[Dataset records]
+-------+

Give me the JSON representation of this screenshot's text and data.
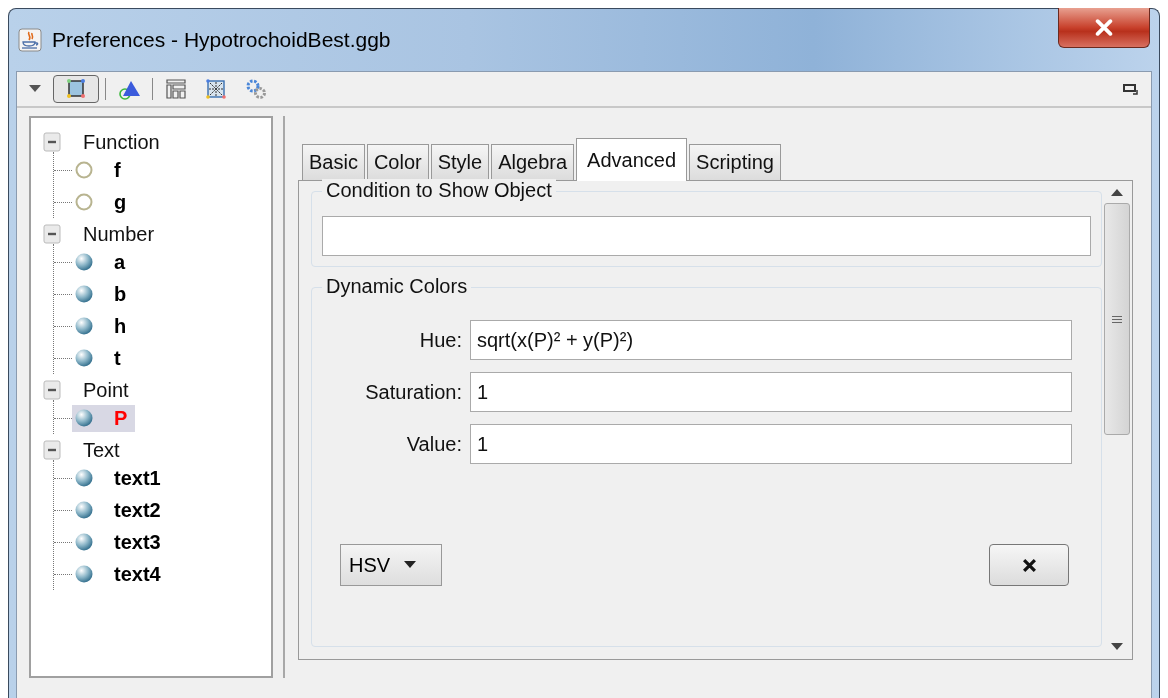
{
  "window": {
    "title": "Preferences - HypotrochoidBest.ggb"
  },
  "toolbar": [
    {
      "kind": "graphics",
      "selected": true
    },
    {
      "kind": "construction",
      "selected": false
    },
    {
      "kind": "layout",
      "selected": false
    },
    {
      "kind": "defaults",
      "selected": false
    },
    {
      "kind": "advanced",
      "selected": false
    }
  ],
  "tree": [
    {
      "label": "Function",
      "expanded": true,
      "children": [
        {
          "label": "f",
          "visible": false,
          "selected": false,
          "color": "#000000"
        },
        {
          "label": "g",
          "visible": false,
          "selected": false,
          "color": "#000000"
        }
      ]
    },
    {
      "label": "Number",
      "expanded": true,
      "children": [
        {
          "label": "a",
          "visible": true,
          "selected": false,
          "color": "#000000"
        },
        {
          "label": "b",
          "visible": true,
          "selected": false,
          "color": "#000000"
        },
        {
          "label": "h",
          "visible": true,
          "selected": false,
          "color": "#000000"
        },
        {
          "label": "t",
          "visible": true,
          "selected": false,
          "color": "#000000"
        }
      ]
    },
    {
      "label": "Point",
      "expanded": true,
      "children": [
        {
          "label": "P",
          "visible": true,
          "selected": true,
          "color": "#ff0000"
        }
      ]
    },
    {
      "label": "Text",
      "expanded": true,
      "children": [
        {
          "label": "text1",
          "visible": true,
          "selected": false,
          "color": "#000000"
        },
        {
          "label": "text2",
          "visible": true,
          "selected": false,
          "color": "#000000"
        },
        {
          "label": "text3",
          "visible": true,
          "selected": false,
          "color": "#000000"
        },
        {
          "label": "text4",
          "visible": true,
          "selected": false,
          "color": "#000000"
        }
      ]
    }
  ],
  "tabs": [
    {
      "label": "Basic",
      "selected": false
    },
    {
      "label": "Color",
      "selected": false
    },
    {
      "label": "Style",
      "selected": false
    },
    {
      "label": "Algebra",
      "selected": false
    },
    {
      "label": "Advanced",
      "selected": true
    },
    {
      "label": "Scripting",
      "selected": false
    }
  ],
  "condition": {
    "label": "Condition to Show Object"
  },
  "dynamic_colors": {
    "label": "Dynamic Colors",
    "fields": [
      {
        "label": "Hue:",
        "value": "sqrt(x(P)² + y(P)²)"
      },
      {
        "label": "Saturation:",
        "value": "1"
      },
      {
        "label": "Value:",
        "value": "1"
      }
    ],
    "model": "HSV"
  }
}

+-------+

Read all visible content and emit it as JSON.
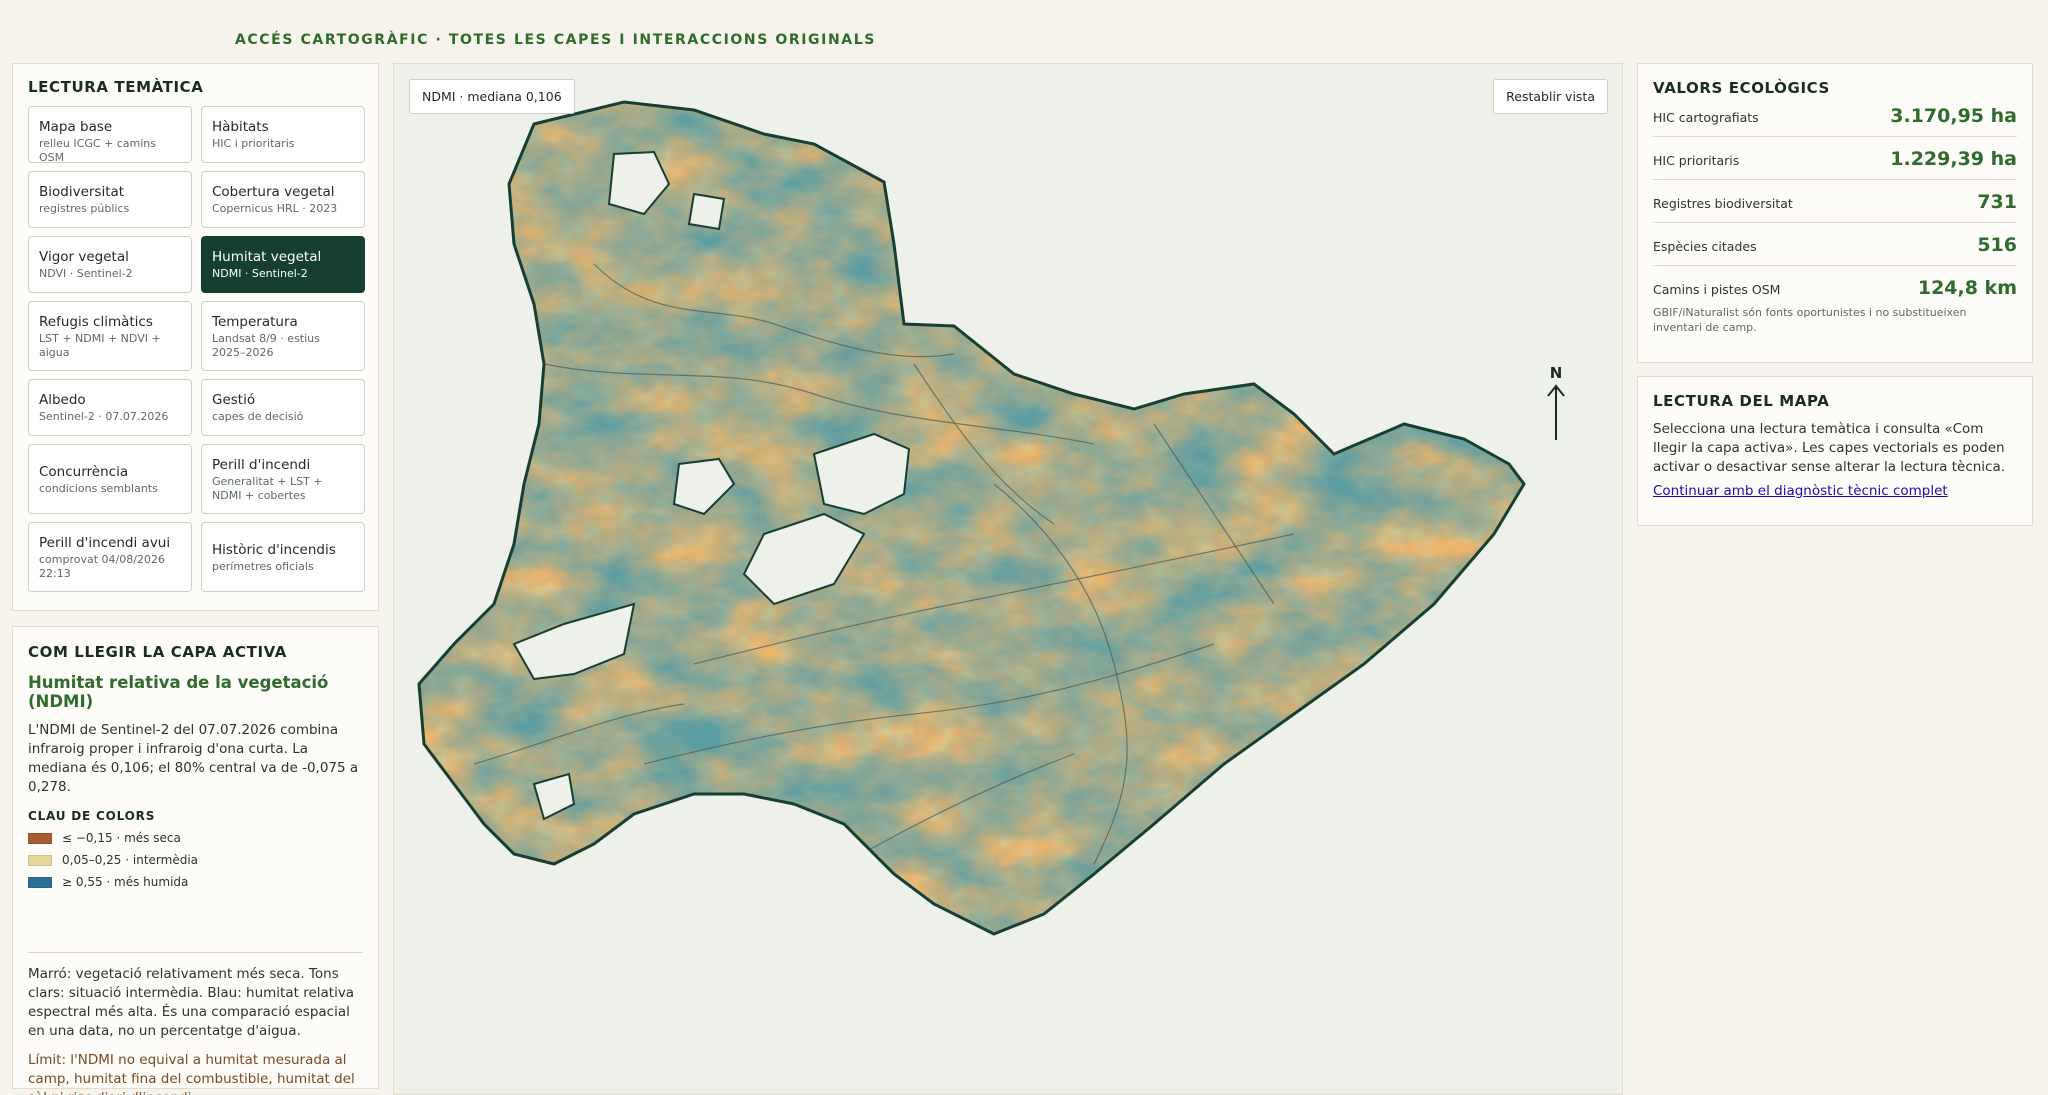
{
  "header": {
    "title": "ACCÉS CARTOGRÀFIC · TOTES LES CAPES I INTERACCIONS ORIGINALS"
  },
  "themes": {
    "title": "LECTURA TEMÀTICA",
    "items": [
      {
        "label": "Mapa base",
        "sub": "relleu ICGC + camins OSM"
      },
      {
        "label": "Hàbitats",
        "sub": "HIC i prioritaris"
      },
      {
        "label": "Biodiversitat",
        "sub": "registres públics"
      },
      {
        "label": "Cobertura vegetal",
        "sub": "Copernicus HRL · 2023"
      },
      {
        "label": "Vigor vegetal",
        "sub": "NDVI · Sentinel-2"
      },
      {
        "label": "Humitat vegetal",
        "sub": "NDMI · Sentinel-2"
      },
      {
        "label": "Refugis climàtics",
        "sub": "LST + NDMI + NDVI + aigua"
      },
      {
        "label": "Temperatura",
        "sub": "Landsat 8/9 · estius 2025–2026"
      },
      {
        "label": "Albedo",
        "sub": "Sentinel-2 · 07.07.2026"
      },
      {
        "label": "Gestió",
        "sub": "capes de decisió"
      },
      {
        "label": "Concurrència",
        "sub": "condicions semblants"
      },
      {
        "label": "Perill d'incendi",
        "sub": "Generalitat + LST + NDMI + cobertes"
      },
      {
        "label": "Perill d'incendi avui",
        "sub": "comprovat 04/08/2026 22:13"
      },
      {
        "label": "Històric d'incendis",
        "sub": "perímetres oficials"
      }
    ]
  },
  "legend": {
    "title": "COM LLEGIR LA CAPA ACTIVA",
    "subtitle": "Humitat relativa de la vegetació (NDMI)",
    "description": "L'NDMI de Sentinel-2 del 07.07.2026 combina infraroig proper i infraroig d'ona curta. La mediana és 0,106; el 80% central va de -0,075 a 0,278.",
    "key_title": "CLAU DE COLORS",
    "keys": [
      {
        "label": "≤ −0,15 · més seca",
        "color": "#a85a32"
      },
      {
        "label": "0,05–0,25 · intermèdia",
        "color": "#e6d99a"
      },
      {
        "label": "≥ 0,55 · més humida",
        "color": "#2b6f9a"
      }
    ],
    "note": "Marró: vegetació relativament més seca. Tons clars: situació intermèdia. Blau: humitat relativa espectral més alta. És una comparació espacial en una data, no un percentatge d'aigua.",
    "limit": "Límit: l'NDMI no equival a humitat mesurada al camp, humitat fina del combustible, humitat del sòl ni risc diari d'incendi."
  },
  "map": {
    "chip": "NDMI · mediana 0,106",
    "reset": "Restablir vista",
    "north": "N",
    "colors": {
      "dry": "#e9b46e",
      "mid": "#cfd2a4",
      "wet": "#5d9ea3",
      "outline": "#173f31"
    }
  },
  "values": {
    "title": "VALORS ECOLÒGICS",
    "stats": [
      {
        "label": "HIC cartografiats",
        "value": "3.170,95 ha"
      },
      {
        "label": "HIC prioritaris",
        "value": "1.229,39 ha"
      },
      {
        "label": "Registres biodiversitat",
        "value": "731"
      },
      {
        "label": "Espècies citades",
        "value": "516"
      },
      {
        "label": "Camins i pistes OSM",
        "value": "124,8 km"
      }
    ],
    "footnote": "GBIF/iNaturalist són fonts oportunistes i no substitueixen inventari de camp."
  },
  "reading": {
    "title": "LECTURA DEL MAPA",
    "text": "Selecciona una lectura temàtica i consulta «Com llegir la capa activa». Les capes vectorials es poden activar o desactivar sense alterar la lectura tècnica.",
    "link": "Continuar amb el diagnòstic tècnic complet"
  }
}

+-------+

TASK TO COMPLETE -
Select every line of the records holding the string "NDMI".

RESPONSE TO THE EXERCISE -
        "sub": "NDMI · Sentinel-2"
        "sub": "LST + NDMI + NDVI + aigua"
        "sub": "Generalitat + LST + NDMI + cobertes"
    "subtitle": "Humitat relativa de la vegetació (NDMI)",
    "description": "L'NDMI de Sentinel-2 del 07.07.2026 combina infraroig proper i infraroig d'ona curta. La mediana és 0,106; el 80% central va de -0,075 a 0,278.",
    "limit": "Límit: l'NDMI no equival a humitat mesurada al camp, humitat fina del combustible, humitat del sòl ni risc diari d'incendi."
    "chip": "NDMI · mediana 0,106",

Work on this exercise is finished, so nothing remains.